**Work to be completed**
Pick out each line in these entries that contains the string "methodology".

**Task material**
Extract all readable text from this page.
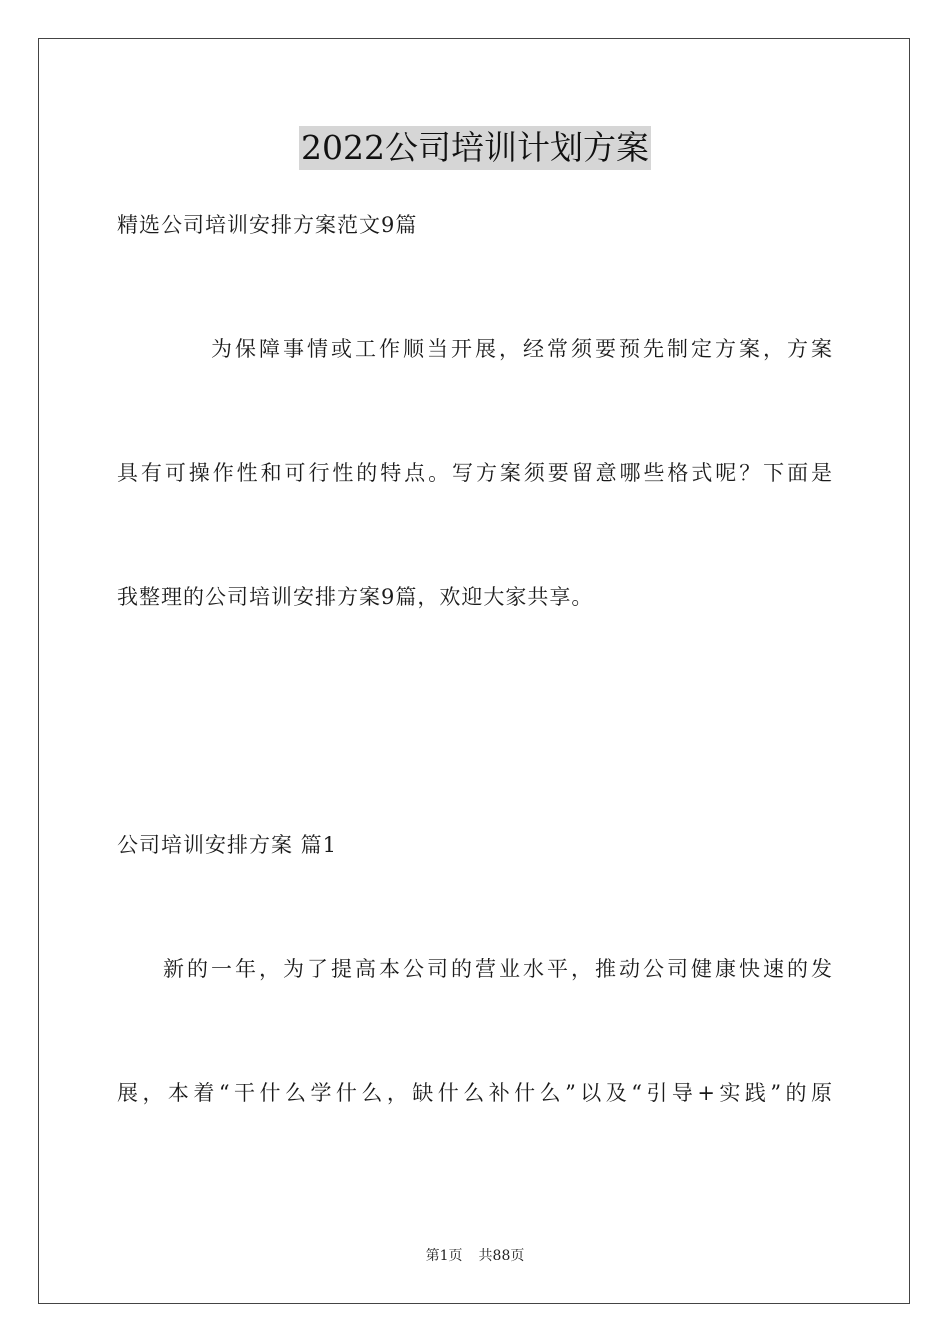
2022公司培训计划方案
精选公司培训安排方案范文9篇
为保障事情或工作顺当开展，经常须要预先制定方案，方案
具有可操作性和可行性的特点。写方案须要留意哪些格式呢？下面是
我整理的公司培训安排方案9篇，欢迎大家共享。
公司培训安排方案 篇1
新的一年，为了提高本公司的营业水平，推动公司健康快速的发
展，本着“干什么学什么，缺什么补什么”以及“引导+实践”的原
第1页 共88页
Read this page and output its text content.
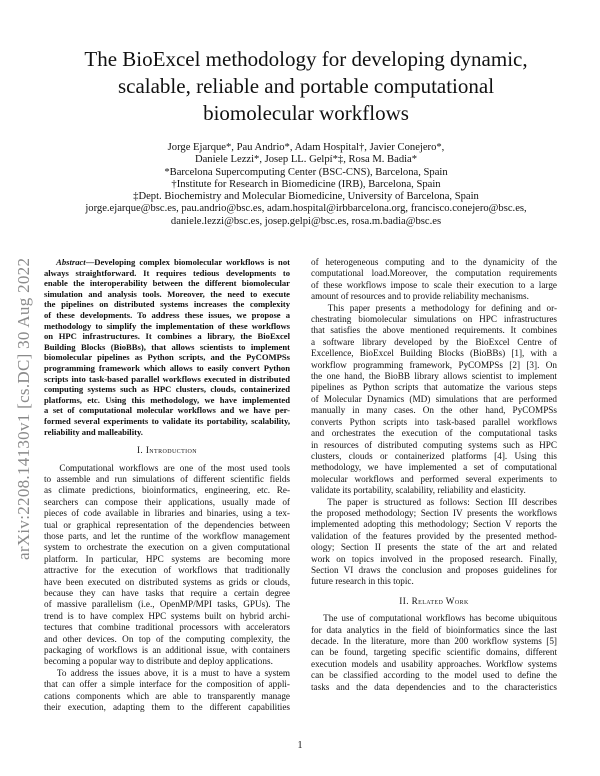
arXiv:2208.14130v1 [cs.DC] 30 Aug 2022
The BioExcel methodology for developing dynamic,
scalable, reliable and portable computational
biomolecular workflows
Jorge Ejarque*, Pau Andrio*, Adam Hospital†, Javier Conejero*,
Daniele Lezzi*, Josep LL. Gelpí*‡, Rosa M. Badia*
*Barcelona Supercomputing Center (BSC-CNS), Barcelona, Spain
†Institute for Research in Biomedicine (IRB), Barcelona, Spain
‡Dept. Biochemistry and Molecular Biomedicine, University of Barcelona, Spain
jorge.ejarque@bsc.es, pau.andrio@bsc.es, adam.hospital@irbbarcelona.org, francisco.conejero@bsc.es,
daniele.lezzi@bsc.es, josep.gelpi@bsc.es, rosa.m.badia@bsc.es

Abstract—Developing complex biomolecular workflows is not
always straightforward. It requires tedious developments to
enable the interoperability between the different biomolecular
simulation and analysis tools. Moreover, the need to execute
the pipelines on distributed systems increases the complexity
of these developments. To address these issues, we propose a
methodology to simplify the implementation of these workflows
on HPC infrastructures. It combines a library, the BioExcel
Building Blocks (BioBBs), that allows scientists to implement
biomolecular pipelines as Python scripts, and the PyCOMPSs
programming framework which allows to easily convert Python
scripts into task-based parallel workflows executed in distributed
computing systems such as HPC clusters, clouds, containerized
platforms, etc. Using this methodology, we have implemented
a set of computational molecular workflows and we have per-
formed several experiments to validate its portability, scalability,
reliability and malleability.

I. Introduction

Computational workflows are one of the most used tools
to assemble and run simulations of different scientific fields
as climate predictions, bioinformatics, engineering, etc. Re-
searchers can compose their applications, usually made of
pieces of code available in libraries and binaries, using a tex-
tual or graphical representation of the dependencies between
those parts, and let the runtime of the workflow management
system to orchestrate the execution on a given computational
platform. In particular, HPC systems are becoming more
attractive for the execution of workflows that traditionally
have been executed on distributed systems as grids or clouds,
because they can have tasks that require a certain degree
of massive parallelism (i.e., OpenMP/MPI tasks, GPUs). The
trend is to have complex HPC systems built on hybrid archi-
tectures that combine traditional processors with accelerators
and other devices. On top of the computing complexity, the
packaging of workflows is an additional issue, with containers
becoming a popular way to distribute and deploy applications.

To address the issues above, it is a must to have a system
that can offer a simple interface for the composition of appli-
cations components which are able to transparently manage
their execution, adapting them to the different capabilities

of heterogeneous computing and to the dynamicity of the
computational load.Moreover, the computation requirements
of these workflows impose to scale their execution to a large
amount of resources and to provide reliability mechanisms.

This paper presents a methodology for defining and or-
chestrating biomolecular simulations on HPC infrastructures
that satisfies the above mentioned requirements. It combines
a software library developed by the BioExcel Centre of
Excellence, BioExcel Building Blocks (BioBBs) [1], with a
workflow programming framework, PyCOMPSs [2] [3]. On
the one hand, the BioBB library allows scientist to implement
pipelines as Python scripts that automatize the various steps
of Molecular Dynamics (MD) simulations that are performed
manually in many cases. On the other hand, PyCOMPSs
converts Python scripts into task-based parallel workflows
and orchestrates the execution of the computational tasks
in resources of distributed computing systems such as HPC
clusters, clouds or containerized platforms [4]. Using this
methodology, we have implemented a set of computational
molecular workflows and performed several experiments to
validate its portability, scalability, reliability and elasticity.

The paper is structured as follows: Section III describes
the proposed methodology; Section IV presents the workflows
implemented adopting this methodology; Section V reports the
validation of the features provided by the presented method-
ology; Section II presents the state of the art and related
work on topics involved in the proposed research. Finally,
Section VI draws the conclusion and proposes guidelines for
future research in this topic.

II. Related Work

The use of computational workflows has become ubiquitous
for data analytics in the field of bioinformatics since the last
decade. In the literature, more than 200 workflow systems [5]
can be found, targeting specific scientific domains, different
execution models and usability approaches. Workflow systems
can be classified according to the model used to define the
tasks and the data dependencies and to the characteristics

1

**Result of this task**
The BioExcel methodology for developing dynamic,
methodology to simplify the implementation of these workflows
platforms, etc. Using this methodology, we have implemented
This paper presents a methodology for defining and or-
methodology, we have implemented a set of computational
the proposed methodology; Section IV presents the workflows
implemented adopting this methodology; Section V reports the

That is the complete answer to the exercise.